(Data for processing)
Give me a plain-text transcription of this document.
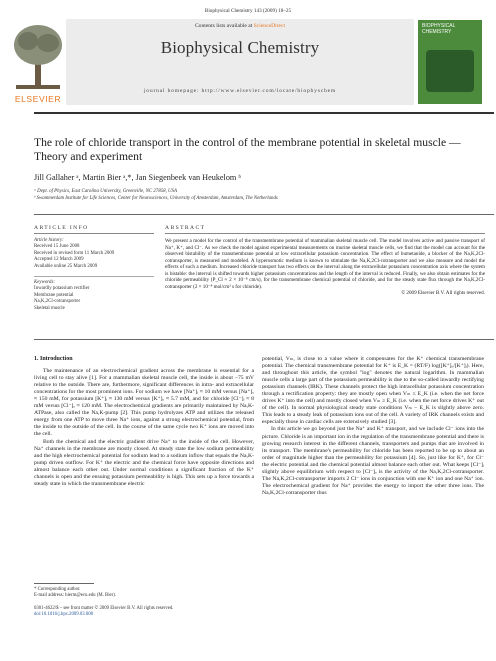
Biophysical Chemistry 143 (2009) 18–25
ELSEVIER
Contents lists available at ScienceDirect
Biophysical Chemistry
journal homepage: http://www.elsevier.com/locate/biophyschem
BIOPHYSICAL CHEMISTRY
The role of chloride transport in the control of the membrane potential in skeletal muscle — Theory and experiment
Jill Gallaher ᵃ, Martin Bier ᵃ,*, Jan Siegenbeek van Heukelom ᵇ
ᵃ Dept. of Physics, East Carolina University, Greenville, NC 27858, USA
ᵇ Swammerdam Institute for Life Sciences, Center for Neurosciences, University of Amsterdam, Amsterdam, The Netherlands
ARTICLE INFO	ABSTRACT
Article history:
Received 15 June 2008
Received in revised form 11 March 2009
Accepted 12 March 2009
Available online 25 March 2009
Keywords:
Inwardly potassium rectifier
Membrane potential
Na,K,2Cl-cotransporter
Skeletal muscle
We present a model for the control of the transmembrane potential of mammalian skeletal muscle cell. The model involves active and passive transport of Na⁺, K⁺, and Cl⁻. As we check the model against experimental measurements on murine skeletal muscle cells, we find that the model can account for the observed bistability of the transmembrane potential at low extracellular potassium concentration. The effect of bumetanide, a blocker of the Na,K,2Cl-cotransporter, is measured and modeled. A hyperosmotic medium is known to stimulate the Na,K,2Cl-cotransporter and we also measure and model the effects of such a medium. Increased chloride transport has two effects on the interval along the extracellular potassium concentration axis where the system is bistable: the interval is shifted towards higher potassium concentrations and the length of the interval is reduced. Finally, we also obtain estimates for the chloride permeability (P_Cl ≈ 2 × 10⁻⁸ cm/s), for the transmembrane chemical potential of chloride, and for the steady state flux through the Na,K,2Cl-cotransporter (2 × 10⁻⁸ mol/cm² s for chloride).
© 2009 Elsevier B.V. All rights reserved.
1. Introduction

The maintenance of an electrochemical gradient across the membrane is essential for a living cell to stay alive [1]. For a mammalian skeletal muscle cell, the inside is about −75 mV relative to the outside. There are, furthermore, significant differences in intra- and extracellular concentrations for the most prominent ions. For sodium we have [Na⁺]ᵢ ≈ 10 mM versus [Na⁺]ₒ ≈ 150 mM, for potassium [K⁺]ᵢ ≈ 130 mM versus [K⁺]ₒ ≈ 5.7 mM, and for chloride [Cl⁻]ᵢ ≈ 8 mM versus [Cl⁻]ₒ ≈ 120 mM. The electrochemical gradients are primarily maintained by Na,K-ATPase, also called the Na,K-pump [2]. This pump hydrolyzes ATP and utilizes the released energy from one ATP to move three Na⁺ ions, against a strong electrochemical potential, from the inside to the outside of the cell. In the course of the same cycle two K⁺ ions are moved into the cell.

Both the chemical and the electric gradient drive Na⁺ to the inside of the cell. However, Na⁺ channels in the membrane are mostly closed. At steady state the low sodium permeability and the high electrochemical potential for sodium lead to a sodium inflow that equals the Na,K-pump driven outflow. For K⁺ the electric and the chemical force have opposite directions and almost balance each other out. Under normal conditions a significant fraction of the K⁺ channels is open and the ensuing potassium permeability is high. This sets up a force towards a steady state in which the transmembrane electric

potential, Vₘ, is close to a value where it compensates for the K⁺ chemical transmembrane potential. The chemical transmembrane potential for K⁺ is E_K = (RT/F) log([K⁺]ₒ/[K⁺]ᵢ). Here, and throughout this article, the symbol "log" denotes the natural logarithm. In mammalian muscle cells a large part of the potassium permeability is due to the so-called inwardly rectifying potassium channels (IRK). These channels protect the high intracellular potassium concentration through a rectification property: they are mostly open when Vₘ ≤ E_K (i.e. when the net force drives K⁺ into the cell) and mostly closed when Vₘ ≥ E_K (i.e. when the net force drives K⁺ out of the cell). In normal physiological steady state conditions Vₘ − E_K is slightly above zero. This leads to a steady leak of potassium ions out of the cell. A variety of IRK channels exists and especially those in cardiac cells are extensively studied [3].

In this article we go beyond just the Na⁺ and K⁺ transport, and we include Cl⁻ ions into the picture. Chloride is an important ion in the regulation of the transmembrane potential and there is growing research interest in the different channels, transporters and pumps that are involved in its transport. The membrane's permeability for chloride has been reported to be up to about an order of magnitude higher than the permeability for potassium [4]. So, just like for K⁺, for Cl⁻ the electric potential and the chemical potential almost balance each other out. What keeps [Cl⁻]ᵢ slightly above equilibrium with respect to [Cl⁻]ₒ is the activity of the Na,K,2Cl-cotransporter. The Na,K,2Cl-cotransporter imports 2 Cl⁻ ions in conjunction with one K⁺ ion and one Na⁺ ion. The electrochemical gradient for Na⁺ provides the energy to import the other three ions. The Na,K,2Cl-cotransporter thus

* Corresponding author.
E-mail address: bierm@ecu.edu (M. Bier).
0301-4622/$ – see front matter © 2009 Elsevier B.V. All rights reserved.
doi:10.1016/j.bpc.2009.03.008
(End Data for processing)
Assigned task = Without including any picture, restate every entry above exactly.

Answer =
Give me a plain-text transcription of this document.
Biophysical Chemistry 143 (2009) 18–25
ELSEVIER
Contents lists available at ScienceDirect
Biophysical Chemistry
journal homepage: http://www.elsevier.com/locate/biophyschem
BIOPHYSICAL CHEMISTRY
The role of chloride transport in the control of the membrane potential in skeletal muscle — Theory and experiment
Jill Gallaher ᵃ, Martin Bier ᵃ,*, Jan Siegenbeek van Heukelom ᵇ
ᵃ Dept. of Physics, East Carolina University, Greenville, NC 27858, USA
ᵇ Swammerdam Institute for Life Sciences, Center for Neurosciences, University of Amsterdam, Amsterdam, The Netherlands
ARTICLE INFO	ABSTRACT
Article history:
Received 15 June 2008
Received in revised form 11 March 2009
Accepted 12 March 2009
Available online 25 March 2009
Keywords:
Inwardly potassium rectifier
Membrane potential
Na,K,2Cl-cotransporter
Skeletal muscle
We present a model for the control of the transmembrane potential of mammalian skeletal muscle cell. The model involves active and passive transport of Na⁺, K⁺, and Cl⁻. As we check the model against experimental measurements on murine skeletal muscle cells, we find that the model can account for the observed bistability of the transmembrane potential at low extracellular potassium concentration. The effect of bumetanide, a blocker of the Na,K,2Cl-cotransporter, is measured and modeled. A hyperosmotic medium is known to stimulate the Na,K,2Cl-cotransporter and we also measure and model the effects of such a medium. Increased chloride transport has two effects on the interval along the extracellular potassium concentration axis where the system is bistable: the interval is shifted towards higher potassium concentrations and the length of the interval is reduced. Finally, we also obtain estimates for the chloride permeability (P_Cl ≈ 2 × 10⁻⁸ cm/s), for the transmembrane chemical potential of chloride, and for the steady state flux through the Na,K,2Cl-cotransporter (2 × 10⁻⁸ mol/cm² s for chloride).
© 2009 Elsevier B.V. All rights reserved.
1. Introduction

The maintenance of an electrochemical gradient across the membrane is essential for a living cell to stay alive [1]. For a mammalian skeletal muscle cell, the inside is about −75 mV relative to the outside. There are, furthermore, significant differences in intra- and extracellular concentrations for the most prominent ions. For sodium we have [Na⁺]ᵢ ≈ 10 mM versus [Na⁺]ₒ ≈ 150 mM, for potassium [K⁺]ᵢ ≈ 130 mM versus [K⁺]ₒ ≈ 5.7 mM, and for chloride [Cl⁻]ᵢ ≈ 8 mM versus [Cl⁻]ₒ ≈ 120 mM. The electrochemical gradients are primarily maintained by Na,K-ATPase, also called the Na,K-pump [2]. This pump hydrolyzes ATP and utilizes the released energy from one ATP to move three Na⁺ ions, against a strong electrochemical potential, from the inside to the outside of the cell. In the course of the same cycle two K⁺ ions are moved into the cell.

Both the chemical and the electric gradient drive Na⁺ to the inside of the cell. However, Na⁺ channels in the membrane are mostly closed. At steady state the low sodium permeability and the high electrochemical potential for sodium lead to a sodium inflow that equals the Na,K-pump driven outflow. For K⁺ the electric and the chemical force have opposite directions and almost balance each other out. Under normal conditions a significant fraction of the K⁺ channels is open and the ensuing potassium permeability is high. This sets up a force towards a steady state in which the transmembrane electric

potential, Vₘ, is close to a value where it compensates for the K⁺ chemical transmembrane potential. The chemical transmembrane potential for K⁺ is E_K = (RT/F) log([K⁺]ₒ/[K⁺]ᵢ). Here, and throughout this article, the symbol "log" denotes the natural logarithm. In mammalian muscle cells a large part of the potassium permeability is due to the so-called inwardly rectifying potassium channels (IRK). These channels protect the high intracellular potassium concentration through a rectification property: they are mostly open when Vₘ ≤ E_K (i.e. when the net force drives K⁺ into the cell) and mostly closed when Vₘ ≥ E_K (i.e. when the net force drives K⁺ out of the cell). In normal physiological steady state conditions Vₘ − E_K is slightly above zero. This leads to a steady leak of potassium ions out of the cell. A variety of IRK channels exists and especially those in cardiac cells are extensively studied [3].

In this article we go beyond just the Na⁺ and K⁺ transport, and we include Cl⁻ ions into the picture. Chloride is an important ion in the regulation of the transmembrane potential and there is growing research interest in the different channels, transporters and pumps that are involved in its transport. The membrane's permeability for chloride has been reported to be up to about an order of magnitude higher than the permeability for potassium [4]. So, just like for K⁺, for Cl⁻ the electric potential and the chemical potential almost balance each other out. What keeps [Cl⁻]ᵢ slightly above equilibrium with respect to [Cl⁻]ₒ is the activity of the Na,K,2Cl-cotransporter. The Na,K,2Cl-cotransporter imports 2 Cl⁻ ions in conjunction with one K⁺ ion and one Na⁺ ion. The electrochemical gradient for Na⁺ provides the energy to import the other three ions. The Na,K,2Cl-cotransporter thus

* Corresponding author.
E-mail address: bierm@ecu.edu (M. Bier).
0301-4622/$ – see front matter © 2009 Elsevier B.V. All rights reserved.
doi:10.1016/j.bpc.2009.03.008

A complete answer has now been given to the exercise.